### Your goal
Find how many lines of the listing below include the word "Irregular", then report the number by itself.

──────── Input material

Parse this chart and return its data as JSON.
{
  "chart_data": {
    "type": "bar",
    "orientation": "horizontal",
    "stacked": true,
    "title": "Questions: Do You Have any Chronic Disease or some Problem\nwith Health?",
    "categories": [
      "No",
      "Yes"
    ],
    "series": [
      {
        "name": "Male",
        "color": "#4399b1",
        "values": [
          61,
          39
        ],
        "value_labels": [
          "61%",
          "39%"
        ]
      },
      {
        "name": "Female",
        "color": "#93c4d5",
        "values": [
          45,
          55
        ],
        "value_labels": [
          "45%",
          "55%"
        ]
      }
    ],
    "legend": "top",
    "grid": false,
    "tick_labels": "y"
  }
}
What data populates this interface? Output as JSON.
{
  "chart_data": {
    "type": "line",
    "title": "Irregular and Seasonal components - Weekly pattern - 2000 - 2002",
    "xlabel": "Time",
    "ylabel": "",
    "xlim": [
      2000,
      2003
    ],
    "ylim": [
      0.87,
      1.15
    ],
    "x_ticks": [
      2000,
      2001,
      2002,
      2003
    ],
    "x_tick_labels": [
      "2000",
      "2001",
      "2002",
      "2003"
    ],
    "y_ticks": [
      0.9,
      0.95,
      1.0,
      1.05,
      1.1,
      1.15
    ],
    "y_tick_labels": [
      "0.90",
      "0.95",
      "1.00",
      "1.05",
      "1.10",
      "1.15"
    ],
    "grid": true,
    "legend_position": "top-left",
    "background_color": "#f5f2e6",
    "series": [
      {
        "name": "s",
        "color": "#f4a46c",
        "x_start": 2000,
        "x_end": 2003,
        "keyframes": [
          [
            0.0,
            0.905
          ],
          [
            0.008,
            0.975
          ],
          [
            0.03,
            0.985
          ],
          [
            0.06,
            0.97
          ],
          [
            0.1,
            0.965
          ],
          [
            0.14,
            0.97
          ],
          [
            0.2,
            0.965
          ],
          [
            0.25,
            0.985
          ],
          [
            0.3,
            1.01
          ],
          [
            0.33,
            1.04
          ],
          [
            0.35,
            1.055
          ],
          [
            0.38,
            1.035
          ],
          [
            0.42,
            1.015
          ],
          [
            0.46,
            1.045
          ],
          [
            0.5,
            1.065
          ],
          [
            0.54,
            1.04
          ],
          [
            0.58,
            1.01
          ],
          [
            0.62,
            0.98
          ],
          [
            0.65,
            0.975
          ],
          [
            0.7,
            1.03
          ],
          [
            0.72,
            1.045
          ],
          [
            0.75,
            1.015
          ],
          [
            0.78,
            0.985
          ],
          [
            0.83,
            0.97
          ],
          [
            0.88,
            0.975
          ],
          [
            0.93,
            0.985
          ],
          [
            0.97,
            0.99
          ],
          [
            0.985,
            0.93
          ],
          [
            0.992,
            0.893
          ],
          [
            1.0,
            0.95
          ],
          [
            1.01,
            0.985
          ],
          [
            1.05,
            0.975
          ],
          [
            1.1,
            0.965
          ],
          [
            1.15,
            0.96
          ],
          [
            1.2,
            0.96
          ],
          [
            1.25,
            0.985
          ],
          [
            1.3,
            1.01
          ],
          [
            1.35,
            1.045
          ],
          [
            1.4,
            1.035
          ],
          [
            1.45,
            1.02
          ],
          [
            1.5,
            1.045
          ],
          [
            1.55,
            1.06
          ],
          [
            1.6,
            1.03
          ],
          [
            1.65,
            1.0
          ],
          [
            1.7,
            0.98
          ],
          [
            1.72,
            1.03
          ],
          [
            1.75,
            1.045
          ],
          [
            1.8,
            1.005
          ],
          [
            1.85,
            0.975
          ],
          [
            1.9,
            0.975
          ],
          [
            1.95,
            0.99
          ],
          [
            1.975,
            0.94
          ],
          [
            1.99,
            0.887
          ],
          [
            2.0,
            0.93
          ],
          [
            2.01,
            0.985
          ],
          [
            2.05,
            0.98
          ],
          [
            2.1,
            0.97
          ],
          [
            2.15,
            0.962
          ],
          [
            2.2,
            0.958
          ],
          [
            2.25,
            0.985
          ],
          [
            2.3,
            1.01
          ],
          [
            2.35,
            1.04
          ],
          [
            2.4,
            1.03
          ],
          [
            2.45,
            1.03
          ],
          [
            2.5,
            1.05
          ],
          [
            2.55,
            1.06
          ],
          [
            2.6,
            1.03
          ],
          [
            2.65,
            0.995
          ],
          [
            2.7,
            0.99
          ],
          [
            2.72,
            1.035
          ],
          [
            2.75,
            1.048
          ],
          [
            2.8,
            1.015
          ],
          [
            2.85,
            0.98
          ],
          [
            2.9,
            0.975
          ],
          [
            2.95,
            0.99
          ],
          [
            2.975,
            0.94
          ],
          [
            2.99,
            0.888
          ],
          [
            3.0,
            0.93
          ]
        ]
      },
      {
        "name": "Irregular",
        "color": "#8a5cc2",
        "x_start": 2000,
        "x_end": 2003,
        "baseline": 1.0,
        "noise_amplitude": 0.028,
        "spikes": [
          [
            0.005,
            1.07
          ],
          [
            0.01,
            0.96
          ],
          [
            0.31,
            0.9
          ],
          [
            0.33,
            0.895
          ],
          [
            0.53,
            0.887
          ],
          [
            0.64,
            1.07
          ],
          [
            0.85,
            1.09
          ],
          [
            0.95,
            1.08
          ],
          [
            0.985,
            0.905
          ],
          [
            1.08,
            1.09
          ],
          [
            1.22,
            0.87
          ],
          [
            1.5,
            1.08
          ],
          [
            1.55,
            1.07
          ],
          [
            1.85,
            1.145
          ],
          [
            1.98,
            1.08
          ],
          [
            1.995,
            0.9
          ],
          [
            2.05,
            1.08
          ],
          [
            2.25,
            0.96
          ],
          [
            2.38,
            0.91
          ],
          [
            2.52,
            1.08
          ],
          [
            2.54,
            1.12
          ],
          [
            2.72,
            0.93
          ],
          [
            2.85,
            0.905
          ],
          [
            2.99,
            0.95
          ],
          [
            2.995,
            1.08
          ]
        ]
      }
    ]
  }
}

────────────────

### Output of the task
2